§ Excerpt provided
It seems to me that one major problem is that if you say “taxation does not fund government spending” then what many people hear is “there is no relationship whatsoever between taxation and government spending” which, of course, is absurd. What has to be emphasised is that, yes, there is a relationship between the two but it is not the direct relationship that most people imagine and this makes an enormous difference to how one approaches both spending and taxation.
I also think there is a suspicion on the part of some people on the left that MMT is a way of making excuses for not taxing the super-rich. Personally I would tax billionaires out of existence, but the logic of the argument that taxation funds government spending is that we should not do this. After all don’t we need the super-rich so that we can tax them in the future to fund future government spending? Why would anyone who believes that taxation funds government spending want to destroy the possibility of having such a lucrative revenue stream?

§ Data supplied
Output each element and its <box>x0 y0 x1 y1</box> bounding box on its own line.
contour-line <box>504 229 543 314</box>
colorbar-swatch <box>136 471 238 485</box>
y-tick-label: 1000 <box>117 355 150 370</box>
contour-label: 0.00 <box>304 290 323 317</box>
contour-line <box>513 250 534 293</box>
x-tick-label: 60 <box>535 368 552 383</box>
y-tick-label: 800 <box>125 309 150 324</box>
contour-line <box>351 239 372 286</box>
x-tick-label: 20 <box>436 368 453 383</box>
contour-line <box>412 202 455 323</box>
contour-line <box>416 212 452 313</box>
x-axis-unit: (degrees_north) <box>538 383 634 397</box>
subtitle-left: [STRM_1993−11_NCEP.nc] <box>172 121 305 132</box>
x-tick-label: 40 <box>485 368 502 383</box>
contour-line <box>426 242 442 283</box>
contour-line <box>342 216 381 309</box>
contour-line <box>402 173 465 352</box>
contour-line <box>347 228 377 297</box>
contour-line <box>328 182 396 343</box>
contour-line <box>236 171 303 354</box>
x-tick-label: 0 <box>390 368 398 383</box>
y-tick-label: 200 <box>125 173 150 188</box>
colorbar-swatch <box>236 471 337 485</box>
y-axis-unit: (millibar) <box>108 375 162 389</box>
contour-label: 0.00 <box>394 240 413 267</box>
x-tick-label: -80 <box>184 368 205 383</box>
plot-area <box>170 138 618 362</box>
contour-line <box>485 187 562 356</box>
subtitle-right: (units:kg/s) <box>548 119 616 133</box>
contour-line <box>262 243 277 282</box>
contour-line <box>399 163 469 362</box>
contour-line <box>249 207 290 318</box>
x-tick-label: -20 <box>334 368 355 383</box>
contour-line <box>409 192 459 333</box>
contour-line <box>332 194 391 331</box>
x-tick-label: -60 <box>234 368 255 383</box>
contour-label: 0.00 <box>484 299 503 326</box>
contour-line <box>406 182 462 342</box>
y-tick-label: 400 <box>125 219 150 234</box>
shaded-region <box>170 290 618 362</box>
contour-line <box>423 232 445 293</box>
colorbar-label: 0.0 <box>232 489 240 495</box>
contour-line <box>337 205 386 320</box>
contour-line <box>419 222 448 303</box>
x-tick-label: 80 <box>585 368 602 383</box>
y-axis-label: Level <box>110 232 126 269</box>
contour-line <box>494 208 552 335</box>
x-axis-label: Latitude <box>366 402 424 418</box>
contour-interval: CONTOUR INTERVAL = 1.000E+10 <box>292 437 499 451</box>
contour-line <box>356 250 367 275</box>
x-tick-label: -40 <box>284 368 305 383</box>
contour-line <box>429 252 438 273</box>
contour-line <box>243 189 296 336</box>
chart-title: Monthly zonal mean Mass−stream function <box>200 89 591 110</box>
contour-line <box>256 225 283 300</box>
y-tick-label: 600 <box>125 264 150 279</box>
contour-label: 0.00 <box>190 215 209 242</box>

§ Exercise prompt
Answer these questions using the excerpt on taxation and government spending.
(a) According to the excerpt, what do many people hear when told "taxation does not fund government spending"?
(b) What suspicion do some people on the left have about MMT?
(c) What does the writer say they would personally do to billionaires?

§ Your response
(a) They hear that there is no relationship whatsoever between taxation and government spending.
(b) They suspect that MMT is a way of making excuses for not taxing the super-rich.
(c) The writer would tax billionaires out of existence.